• [Task]:
Each entry below is to be duplicated verbatim.
-- Begin Items --
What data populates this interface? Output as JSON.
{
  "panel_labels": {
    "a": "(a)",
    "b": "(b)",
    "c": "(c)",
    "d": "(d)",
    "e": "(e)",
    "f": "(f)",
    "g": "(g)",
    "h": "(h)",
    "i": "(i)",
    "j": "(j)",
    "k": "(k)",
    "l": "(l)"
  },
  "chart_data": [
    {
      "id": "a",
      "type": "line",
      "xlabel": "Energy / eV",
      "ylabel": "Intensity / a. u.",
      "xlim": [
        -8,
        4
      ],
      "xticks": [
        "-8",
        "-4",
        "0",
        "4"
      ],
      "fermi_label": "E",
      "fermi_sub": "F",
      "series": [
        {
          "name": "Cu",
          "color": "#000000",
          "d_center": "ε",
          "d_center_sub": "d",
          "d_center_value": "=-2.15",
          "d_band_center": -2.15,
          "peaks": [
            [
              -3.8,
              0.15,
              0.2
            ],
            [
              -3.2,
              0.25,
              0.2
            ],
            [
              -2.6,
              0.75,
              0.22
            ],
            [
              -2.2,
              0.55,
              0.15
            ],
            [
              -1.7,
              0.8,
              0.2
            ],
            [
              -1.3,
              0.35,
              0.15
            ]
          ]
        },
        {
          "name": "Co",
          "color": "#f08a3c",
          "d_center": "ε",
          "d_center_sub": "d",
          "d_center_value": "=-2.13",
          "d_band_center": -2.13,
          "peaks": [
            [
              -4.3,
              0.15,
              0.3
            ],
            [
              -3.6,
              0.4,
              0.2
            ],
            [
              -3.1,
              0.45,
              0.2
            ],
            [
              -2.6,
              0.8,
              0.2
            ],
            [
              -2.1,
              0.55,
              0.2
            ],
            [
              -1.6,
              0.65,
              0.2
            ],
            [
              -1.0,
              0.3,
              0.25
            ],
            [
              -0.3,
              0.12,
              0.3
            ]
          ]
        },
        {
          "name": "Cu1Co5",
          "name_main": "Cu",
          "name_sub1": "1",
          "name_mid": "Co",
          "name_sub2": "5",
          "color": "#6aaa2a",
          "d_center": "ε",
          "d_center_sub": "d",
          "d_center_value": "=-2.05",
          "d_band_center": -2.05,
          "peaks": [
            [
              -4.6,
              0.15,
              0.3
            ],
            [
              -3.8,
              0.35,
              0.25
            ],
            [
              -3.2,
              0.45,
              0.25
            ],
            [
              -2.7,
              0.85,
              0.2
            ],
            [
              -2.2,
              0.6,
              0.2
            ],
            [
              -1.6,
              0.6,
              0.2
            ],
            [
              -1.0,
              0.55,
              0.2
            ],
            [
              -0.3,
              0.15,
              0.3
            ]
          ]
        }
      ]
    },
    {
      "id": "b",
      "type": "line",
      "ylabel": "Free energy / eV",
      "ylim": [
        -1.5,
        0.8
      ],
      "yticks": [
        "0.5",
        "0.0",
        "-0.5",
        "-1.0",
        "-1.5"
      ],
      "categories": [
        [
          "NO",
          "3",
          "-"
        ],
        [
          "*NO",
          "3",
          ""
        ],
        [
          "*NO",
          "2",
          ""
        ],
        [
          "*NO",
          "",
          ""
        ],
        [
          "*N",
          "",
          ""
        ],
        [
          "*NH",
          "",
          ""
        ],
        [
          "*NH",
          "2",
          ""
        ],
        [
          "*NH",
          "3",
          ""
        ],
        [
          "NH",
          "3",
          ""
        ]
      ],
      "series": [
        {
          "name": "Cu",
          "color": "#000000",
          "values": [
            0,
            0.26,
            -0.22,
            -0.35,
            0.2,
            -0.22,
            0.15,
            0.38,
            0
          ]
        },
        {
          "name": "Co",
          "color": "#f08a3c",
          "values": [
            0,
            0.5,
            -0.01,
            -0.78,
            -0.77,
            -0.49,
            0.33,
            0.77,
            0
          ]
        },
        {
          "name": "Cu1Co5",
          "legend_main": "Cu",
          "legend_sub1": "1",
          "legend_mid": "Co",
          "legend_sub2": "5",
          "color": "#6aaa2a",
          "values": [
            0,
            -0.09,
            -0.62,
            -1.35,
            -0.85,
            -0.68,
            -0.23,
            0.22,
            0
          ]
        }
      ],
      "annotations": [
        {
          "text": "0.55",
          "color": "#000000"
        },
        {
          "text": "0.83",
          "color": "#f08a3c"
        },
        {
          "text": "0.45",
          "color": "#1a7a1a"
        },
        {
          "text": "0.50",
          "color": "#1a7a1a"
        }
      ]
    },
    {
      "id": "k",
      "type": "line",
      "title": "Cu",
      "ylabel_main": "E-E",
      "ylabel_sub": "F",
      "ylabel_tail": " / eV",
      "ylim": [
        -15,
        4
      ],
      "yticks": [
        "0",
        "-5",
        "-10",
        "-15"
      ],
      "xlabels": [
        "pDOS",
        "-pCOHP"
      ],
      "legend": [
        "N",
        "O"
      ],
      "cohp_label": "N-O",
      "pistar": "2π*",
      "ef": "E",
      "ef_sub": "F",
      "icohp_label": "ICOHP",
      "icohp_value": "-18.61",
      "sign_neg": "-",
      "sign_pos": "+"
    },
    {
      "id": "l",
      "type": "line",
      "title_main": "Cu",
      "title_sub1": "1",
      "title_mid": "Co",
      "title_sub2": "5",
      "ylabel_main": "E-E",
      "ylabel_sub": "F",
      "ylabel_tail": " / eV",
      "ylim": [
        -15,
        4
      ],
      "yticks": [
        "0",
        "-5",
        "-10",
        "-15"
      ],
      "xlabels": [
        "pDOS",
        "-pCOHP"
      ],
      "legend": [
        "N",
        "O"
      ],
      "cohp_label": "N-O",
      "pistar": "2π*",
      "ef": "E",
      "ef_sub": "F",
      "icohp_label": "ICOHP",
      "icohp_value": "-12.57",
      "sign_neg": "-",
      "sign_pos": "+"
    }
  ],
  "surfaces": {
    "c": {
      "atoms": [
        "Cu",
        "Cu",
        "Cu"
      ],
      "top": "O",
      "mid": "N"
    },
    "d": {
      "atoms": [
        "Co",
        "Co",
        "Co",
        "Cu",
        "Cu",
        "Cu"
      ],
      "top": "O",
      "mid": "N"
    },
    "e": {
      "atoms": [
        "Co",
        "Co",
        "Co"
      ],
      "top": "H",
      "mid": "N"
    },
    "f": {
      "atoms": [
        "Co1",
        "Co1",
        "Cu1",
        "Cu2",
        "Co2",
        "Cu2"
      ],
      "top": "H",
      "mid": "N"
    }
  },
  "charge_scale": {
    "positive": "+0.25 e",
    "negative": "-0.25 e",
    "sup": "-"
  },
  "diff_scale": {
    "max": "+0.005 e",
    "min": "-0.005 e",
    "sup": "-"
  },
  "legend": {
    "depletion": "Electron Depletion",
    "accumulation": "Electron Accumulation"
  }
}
-- End Items --
• [Written response]:
What data populates this interface? Output as JSON.
{
  "panel_labels": {
    "a": "(a)",
    "b": "(b)",
    "c": "(c)",
    "d": "(d)",
    "e": "(e)",
    "f": "(f)",
    "g": "(g)",
    "h": "(h)",
    "i": "(i)",
    "j": "(j)",
    "k": "(k)",
    "l": "(l)"
  },
  "chart_data": [
    {
      "id": "a",
      "type": "line",
      "xlabel": "Energy / eV",
      "ylabel": "Intensity / a. u.",
      "xlim": [
        -8,
        4
      ],
      "xticks": [
        "-8",
        "-4",
        "0",
        "4"
      ],
      "fermi_label": "E",
      "fermi_sub": "F",
      "series": [
        {
          "name": "Cu",
          "color": "#000000",
          "d_center": "ε",
          "d_center_sub": "d",
          "d_center_value": "=-2.15",
          "d_band_center": -2.15,
          "peaks": [
            [
              -3.8,
              0.15,
              0.2
            ],
            [
              -3.2,
              0.25,
              0.2
            ],
            [
              -2.6,
              0.75,
              0.22
            ],
            [
              -2.2,
              0.55,
              0.15
            ],
            [
              -1.7,
              0.8,
              0.2
            ],
            [
              -1.3,
              0.35,
              0.15
            ]
          ]
        },
        {
          "name": "Co",
          "color": "#f08a3c",
          "d_center": "ε",
          "d_center_sub": "d",
          "d_center_value": "=-2.13",
          "d_band_center": -2.13,
          "peaks": [
            [
              -4.3,
              0.15,
              0.3
            ],
            [
              -3.6,
              0.4,
              0.2
            ],
            [
              -3.1,
              0.45,
              0.2
            ],
            [
              -2.6,
              0.8,
              0.2
            ],
            [
              -2.1,
              0.55,
              0.2
            ],
            [
              -1.6,
              0.65,
              0.2
            ],
            [
              -1.0,
              0.3,
              0.25
            ],
            [
              -0.3,
              0.12,
              0.3
            ]
          ]
        },
        {
          "name": "Cu1Co5",
          "name_main": "Cu",
          "name_sub1": "1",
          "name_mid": "Co",
          "name_sub2": "5",
          "color": "#6aaa2a",
          "d_center": "ε",
          "d_center_sub": "d",
          "d_center_value": "=-2.05",
          "d_band_center": -2.05,
          "peaks": [
            [
              -4.6,
              0.15,
              0.3
            ],
            [
              -3.8,
              0.35,
              0.25
            ],
            [
              -3.2,
              0.45,
              0.25
            ],
            [
              -2.7,
              0.85,
              0.2
            ],
            [
              -2.2,
              0.6,
              0.2
            ],
            [
              -1.6,
              0.6,
              0.2
            ],
            [
              -1.0,
              0.55,
              0.2
            ],
            [
              -0.3,
              0.15,
              0.3
            ]
          ]
        }
      ]
    },
    {
      "id": "b",
      "type": "line",
      "ylabel": "Free energy / eV",
      "ylim": [
        -1.5,
        0.8
      ],
      "yticks": [
        "0.5",
        "0.0",
        "-0.5",
        "-1.0",
        "-1.5"
      ],
      "categories": [
        [
          "NO",
          "3",
          "-"
        ],
        [
          "*NO",
          "3",
          ""
        ],
        [
          "*NO",
          "2",
          ""
        ],
        [
          "*NO",
          "",
          ""
        ],
        [
          "*N",
          "",
          ""
        ],
        [
          "*NH",
          "",
          ""
        ],
        [
          "*NH",
          "2",
          ""
        ],
        [
          "*NH",
          "3",
          ""
        ],
        [
          "NH",
          "3",
          ""
        ]
      ],
      "series": [
        {
          "name": "Cu",
          "color": "#000000",
          "values": [
            0,
            0.26,
            -0.22,
            -0.35,
            0.2,
            -0.22,
            0.15,
            0.38,
            0
          ]
        },
        {
          "name": "Co",
          "color": "#f08a3c",
          "values": [
            0,
            0.5,
            -0.01,
            -0.78,
            -0.77,
            -0.49,
            0.33,
            0.77,
            0
          ]
        },
        {
          "name": "Cu1Co5",
          "legend_main": "Cu",
          "legend_sub1": "1",
          "legend_mid": "Co",
          "legend_sub2": "5",
          "color": "#6aaa2a",
          "values": [
            0,
            -0.09,
            -0.62,
            -1.35,
            -0.85,
            -0.68,
            -0.23,
            0.22,
            0
          ]
        }
      ],
      "annotations": [
        {
          "text": "0.55",
          "color": "#000000"
        },
        {
          "text": "0.83",
          "color": "#f08a3c"
        },
        {
          "text": "0.45",
          "color": "#1a7a1a"
        },
        {
          "text": "0.50",
          "color": "#1a7a1a"
        }
      ]
    },
    {
      "id": "k",
      "type": "line",
      "title": "Cu",
      "ylabel_main": "E-E",
      "ylabel_sub": "F",
      "ylabel_tail": " / eV",
      "ylim": [
        -15,
        4
      ],
      "yticks": [
        "0",
        "-5",
        "-10",
        "-15"
      ],
      "xlabels": [
        "pDOS",
        "-pCOHP"
      ],
      "legend": [
        "N",
        "O"
      ],
      "cohp_label": "N-O",
      "pistar": "2π*",
      "ef": "E",
      "ef_sub": "F",
      "icohp_label": "ICOHP",
      "icohp_value": "-18.61",
      "sign_neg": "-",
      "sign_pos": "+"
    },
    {
      "id": "l",
      "type": "line",
      "title_main": "Cu",
      "title_sub1": "1",
      "title_mid": "Co",
      "title_sub2": "5",
      "ylabel_main": "E-E",
      "ylabel_sub": "F",
      "ylabel_tail": " / eV",
      "ylim": [
        -15,
        4
      ],
      "yticks": [
        "0",
        "-5",
        "-10",
        "-15"
      ],
      "xlabels": [
        "pDOS",
        "-pCOHP"
      ],
      "legend": [
        "N",
        "O"
      ],
      "cohp_label": "N-O",
      "pistar": "2π*",
      "ef": "E",
      "ef_sub": "F",
      "icohp_label": "ICOHP",
      "icohp_value": "-12.57",
      "sign_neg": "-",
      "sign_pos": "+"
    }
  ],
  "surfaces": {
    "c": {
      "atoms": [
        "Cu",
        "Cu",
        "Cu"
      ],
      "top": "O",
      "mid": "N"
    },
    "d": {
      "atoms": [
        "Co",
        "Co",
        "Co",
        "Cu",
        "Cu",
        "Cu"
      ],
      "top": "O",
      "mid": "N"
    },
    "e": {
      "atoms": [
        "Co",
        "Co",
        "Co"
      ],
      "top": "H",
      "mid": "N"
    },
    "f": {
      "atoms": [
        "Co1",
        "Co1",
        "Cu1",
        "Cu2",
        "Co2",
        "Cu2"
      ],
      "top": "H",
      "mid": "N"
    }
  },
  "charge_scale": {
    "positive": "+0.25 e",
    "negative": "-0.25 e",
    "sup": "-"
  },
  "diff_scale": {
    "max": "+0.005 e",
    "min": "-0.005 e",
    "sup": "-"
  },
  "legend": {
    "depletion": "Electron Depletion",
    "accumulation": "Electron Accumulation"
  }
}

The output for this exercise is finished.